## [DIRECTION]
Within the listing below, locate all lines containing the word "sources". Copy each one.
_ _ _ _ _ _ _
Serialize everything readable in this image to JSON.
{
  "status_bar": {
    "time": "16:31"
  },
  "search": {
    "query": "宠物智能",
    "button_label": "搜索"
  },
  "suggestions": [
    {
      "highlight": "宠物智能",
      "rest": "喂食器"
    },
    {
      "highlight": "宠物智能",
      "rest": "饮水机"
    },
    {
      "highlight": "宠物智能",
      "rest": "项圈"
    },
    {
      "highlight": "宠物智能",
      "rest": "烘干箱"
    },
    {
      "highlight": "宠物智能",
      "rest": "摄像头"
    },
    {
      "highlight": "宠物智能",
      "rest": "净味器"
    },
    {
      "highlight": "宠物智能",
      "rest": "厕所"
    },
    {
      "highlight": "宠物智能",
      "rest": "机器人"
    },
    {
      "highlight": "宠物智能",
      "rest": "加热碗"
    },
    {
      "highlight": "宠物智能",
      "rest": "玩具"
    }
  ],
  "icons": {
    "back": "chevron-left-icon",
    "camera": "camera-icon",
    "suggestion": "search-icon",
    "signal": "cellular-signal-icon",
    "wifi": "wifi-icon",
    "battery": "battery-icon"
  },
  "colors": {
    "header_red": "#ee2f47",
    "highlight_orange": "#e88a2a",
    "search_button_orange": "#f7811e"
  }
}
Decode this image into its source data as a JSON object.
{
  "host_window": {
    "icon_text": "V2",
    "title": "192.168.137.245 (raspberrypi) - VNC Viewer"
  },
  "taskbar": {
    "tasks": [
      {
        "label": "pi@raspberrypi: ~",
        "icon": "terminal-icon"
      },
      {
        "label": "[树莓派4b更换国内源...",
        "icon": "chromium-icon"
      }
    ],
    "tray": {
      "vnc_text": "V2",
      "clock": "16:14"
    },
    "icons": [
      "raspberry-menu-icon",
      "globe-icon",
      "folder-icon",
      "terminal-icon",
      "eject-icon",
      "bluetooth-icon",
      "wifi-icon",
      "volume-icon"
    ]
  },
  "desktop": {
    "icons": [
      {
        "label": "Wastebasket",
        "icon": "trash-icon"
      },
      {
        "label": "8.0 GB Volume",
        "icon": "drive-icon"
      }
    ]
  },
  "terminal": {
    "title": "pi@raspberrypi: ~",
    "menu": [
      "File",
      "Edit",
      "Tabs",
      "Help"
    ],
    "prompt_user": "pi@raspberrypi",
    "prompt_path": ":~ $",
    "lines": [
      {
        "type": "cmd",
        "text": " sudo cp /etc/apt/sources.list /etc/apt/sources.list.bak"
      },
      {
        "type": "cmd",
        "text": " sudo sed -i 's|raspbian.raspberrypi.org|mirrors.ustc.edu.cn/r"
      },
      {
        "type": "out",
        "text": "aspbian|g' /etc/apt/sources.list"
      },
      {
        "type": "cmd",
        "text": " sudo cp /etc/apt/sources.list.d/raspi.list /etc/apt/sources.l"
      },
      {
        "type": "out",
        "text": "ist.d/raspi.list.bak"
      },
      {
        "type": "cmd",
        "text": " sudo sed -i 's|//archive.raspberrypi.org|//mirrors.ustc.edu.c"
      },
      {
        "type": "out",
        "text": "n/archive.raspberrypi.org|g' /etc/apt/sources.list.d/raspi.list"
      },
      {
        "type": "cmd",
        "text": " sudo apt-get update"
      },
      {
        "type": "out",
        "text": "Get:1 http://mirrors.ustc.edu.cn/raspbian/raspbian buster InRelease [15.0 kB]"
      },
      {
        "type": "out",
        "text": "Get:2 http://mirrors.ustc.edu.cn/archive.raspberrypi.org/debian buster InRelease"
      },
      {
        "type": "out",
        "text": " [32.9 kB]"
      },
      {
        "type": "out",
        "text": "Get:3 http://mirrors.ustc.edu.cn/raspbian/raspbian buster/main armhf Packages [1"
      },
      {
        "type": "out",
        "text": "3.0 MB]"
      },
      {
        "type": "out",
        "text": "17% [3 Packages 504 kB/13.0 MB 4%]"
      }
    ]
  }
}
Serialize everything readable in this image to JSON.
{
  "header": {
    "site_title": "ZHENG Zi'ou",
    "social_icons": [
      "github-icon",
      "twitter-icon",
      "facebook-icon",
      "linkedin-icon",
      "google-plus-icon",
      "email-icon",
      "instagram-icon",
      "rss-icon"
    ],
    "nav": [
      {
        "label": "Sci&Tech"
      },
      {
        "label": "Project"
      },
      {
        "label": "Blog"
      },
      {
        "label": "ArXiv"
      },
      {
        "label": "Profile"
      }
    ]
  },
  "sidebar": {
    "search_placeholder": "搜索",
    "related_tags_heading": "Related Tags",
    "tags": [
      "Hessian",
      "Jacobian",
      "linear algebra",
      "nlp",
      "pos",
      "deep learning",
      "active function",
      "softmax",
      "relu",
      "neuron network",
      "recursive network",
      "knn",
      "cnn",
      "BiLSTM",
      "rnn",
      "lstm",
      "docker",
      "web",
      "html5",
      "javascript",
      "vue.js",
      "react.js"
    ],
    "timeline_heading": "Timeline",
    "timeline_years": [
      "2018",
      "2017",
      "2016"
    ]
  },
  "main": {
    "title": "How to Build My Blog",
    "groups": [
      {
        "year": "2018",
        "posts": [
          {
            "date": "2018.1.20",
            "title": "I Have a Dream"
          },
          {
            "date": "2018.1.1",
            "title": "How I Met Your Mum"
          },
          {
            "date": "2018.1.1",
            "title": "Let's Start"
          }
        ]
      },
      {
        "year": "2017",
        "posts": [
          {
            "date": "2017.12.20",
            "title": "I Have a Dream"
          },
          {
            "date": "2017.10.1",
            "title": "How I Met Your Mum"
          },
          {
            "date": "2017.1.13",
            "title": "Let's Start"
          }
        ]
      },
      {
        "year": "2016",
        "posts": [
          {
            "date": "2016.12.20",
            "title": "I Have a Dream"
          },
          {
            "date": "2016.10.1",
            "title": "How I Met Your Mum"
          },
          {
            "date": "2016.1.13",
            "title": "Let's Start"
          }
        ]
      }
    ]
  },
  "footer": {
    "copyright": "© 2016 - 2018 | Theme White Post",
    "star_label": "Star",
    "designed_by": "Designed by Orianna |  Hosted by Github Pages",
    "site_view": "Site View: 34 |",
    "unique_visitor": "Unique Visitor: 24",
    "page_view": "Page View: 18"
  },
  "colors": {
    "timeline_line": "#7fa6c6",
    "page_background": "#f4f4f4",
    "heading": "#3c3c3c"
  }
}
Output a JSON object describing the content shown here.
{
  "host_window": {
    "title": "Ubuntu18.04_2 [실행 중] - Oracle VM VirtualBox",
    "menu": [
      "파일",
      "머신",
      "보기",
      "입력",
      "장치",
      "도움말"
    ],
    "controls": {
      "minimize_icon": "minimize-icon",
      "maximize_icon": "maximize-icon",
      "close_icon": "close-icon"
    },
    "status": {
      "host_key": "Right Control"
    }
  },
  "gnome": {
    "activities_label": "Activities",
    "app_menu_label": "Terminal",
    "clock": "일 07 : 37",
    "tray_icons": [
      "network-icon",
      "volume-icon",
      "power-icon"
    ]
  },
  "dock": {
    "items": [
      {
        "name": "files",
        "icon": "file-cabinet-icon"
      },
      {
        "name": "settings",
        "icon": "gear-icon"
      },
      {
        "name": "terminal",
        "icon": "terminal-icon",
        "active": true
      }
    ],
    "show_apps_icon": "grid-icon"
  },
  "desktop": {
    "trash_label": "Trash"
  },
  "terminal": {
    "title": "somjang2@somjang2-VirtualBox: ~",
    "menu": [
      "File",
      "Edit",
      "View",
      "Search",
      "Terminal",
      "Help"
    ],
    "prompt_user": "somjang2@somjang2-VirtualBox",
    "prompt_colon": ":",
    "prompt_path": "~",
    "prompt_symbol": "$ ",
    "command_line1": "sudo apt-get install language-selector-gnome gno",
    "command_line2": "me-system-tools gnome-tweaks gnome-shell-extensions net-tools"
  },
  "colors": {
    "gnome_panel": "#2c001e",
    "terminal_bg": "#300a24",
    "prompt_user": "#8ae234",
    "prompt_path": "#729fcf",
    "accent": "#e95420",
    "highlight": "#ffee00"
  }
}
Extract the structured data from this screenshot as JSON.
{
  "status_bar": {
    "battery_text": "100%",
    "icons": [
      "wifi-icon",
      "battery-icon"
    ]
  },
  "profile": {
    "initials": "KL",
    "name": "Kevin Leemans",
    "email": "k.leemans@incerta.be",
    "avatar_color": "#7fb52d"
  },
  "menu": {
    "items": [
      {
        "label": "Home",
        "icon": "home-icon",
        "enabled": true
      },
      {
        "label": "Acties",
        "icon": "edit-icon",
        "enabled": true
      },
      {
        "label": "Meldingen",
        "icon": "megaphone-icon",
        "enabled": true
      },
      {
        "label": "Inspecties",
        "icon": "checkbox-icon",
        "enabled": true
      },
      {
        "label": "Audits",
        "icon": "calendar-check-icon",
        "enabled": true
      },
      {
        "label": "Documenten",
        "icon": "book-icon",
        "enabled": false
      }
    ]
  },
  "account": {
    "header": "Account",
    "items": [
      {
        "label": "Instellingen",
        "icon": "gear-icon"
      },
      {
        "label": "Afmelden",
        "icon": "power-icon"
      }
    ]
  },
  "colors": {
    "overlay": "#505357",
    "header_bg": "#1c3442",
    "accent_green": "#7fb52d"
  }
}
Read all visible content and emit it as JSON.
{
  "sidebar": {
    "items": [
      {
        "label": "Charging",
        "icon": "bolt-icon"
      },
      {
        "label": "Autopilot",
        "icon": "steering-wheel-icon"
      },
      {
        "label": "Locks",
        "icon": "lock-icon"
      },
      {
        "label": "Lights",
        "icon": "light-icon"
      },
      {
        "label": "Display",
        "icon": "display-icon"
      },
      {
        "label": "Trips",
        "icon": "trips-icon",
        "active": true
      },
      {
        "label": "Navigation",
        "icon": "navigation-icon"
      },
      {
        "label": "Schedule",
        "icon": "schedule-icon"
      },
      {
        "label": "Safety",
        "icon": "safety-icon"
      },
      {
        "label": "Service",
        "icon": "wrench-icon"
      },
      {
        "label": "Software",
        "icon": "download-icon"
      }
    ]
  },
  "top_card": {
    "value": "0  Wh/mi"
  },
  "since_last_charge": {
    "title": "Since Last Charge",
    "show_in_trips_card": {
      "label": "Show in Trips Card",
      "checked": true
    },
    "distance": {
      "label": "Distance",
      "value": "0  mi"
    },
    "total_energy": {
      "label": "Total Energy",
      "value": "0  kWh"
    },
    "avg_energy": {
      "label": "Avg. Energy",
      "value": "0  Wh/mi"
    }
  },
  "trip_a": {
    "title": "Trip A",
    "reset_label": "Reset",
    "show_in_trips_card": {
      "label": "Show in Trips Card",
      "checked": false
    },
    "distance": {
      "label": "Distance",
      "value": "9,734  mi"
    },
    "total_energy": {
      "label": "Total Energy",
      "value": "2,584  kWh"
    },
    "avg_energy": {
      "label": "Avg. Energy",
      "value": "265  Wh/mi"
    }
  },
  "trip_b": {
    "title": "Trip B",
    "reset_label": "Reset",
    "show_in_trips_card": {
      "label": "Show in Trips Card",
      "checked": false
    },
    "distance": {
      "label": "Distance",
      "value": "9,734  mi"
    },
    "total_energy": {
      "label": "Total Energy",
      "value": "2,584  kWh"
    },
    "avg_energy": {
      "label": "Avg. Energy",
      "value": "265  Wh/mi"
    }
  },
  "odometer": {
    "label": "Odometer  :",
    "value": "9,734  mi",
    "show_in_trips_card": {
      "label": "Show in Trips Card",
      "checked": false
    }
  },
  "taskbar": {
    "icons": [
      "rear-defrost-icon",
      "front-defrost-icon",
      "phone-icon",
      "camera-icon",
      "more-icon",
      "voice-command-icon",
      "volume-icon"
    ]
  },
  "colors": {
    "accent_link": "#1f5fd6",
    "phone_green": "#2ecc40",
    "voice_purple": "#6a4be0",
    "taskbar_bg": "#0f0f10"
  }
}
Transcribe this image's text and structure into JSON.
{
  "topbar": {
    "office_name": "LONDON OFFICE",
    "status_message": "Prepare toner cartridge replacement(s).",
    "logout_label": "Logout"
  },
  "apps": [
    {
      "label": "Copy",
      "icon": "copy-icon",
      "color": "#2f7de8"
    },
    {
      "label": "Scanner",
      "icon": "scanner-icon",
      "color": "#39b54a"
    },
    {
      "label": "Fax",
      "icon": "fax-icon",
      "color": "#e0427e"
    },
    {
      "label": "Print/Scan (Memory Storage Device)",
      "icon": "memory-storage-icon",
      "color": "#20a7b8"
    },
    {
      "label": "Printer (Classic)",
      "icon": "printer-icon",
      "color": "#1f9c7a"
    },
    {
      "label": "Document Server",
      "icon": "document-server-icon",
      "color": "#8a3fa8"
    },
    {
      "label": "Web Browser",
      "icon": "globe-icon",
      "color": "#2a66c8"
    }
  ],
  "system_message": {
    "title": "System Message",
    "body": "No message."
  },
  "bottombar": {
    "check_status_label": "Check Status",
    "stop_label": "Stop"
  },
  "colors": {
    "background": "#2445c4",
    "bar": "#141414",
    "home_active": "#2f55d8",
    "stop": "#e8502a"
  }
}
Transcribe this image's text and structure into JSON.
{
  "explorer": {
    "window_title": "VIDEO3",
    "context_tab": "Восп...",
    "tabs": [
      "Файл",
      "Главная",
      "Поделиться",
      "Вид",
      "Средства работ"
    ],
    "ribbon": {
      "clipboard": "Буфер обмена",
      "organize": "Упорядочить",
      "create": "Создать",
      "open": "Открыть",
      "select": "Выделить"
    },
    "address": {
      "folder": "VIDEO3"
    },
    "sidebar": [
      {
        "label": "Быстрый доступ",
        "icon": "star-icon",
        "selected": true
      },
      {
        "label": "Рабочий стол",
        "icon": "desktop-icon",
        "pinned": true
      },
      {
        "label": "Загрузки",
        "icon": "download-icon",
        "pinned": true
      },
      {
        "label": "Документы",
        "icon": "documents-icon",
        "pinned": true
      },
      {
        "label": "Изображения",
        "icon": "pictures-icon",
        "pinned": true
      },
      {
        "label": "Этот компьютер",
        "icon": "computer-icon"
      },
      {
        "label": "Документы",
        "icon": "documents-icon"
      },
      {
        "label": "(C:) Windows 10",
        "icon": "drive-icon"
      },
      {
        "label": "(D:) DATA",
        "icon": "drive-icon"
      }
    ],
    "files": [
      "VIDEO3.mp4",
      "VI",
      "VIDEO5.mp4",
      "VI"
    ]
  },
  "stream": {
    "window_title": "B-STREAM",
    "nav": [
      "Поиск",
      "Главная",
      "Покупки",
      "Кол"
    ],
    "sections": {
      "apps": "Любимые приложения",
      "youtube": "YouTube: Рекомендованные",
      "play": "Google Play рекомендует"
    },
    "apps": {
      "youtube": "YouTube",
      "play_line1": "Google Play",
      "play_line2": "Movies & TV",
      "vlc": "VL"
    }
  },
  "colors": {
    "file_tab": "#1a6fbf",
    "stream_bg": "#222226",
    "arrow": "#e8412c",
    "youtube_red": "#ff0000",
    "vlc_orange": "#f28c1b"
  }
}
_ _ _ _ _ _ _
## [THE ANSWER]
        "text": " sudo cp /etc/apt/sources.list /etc/apt/sources.list.bak"
        "text": "aspbian|g' /etc/apt/sources.list"
        "text": " sudo cp /etc/apt/sources.list.d/raspi.list /etc/apt/sources.l"
        "text": "n/archive.raspberrypi.org|g' /etc/apt/sources.list.d/raspi.list"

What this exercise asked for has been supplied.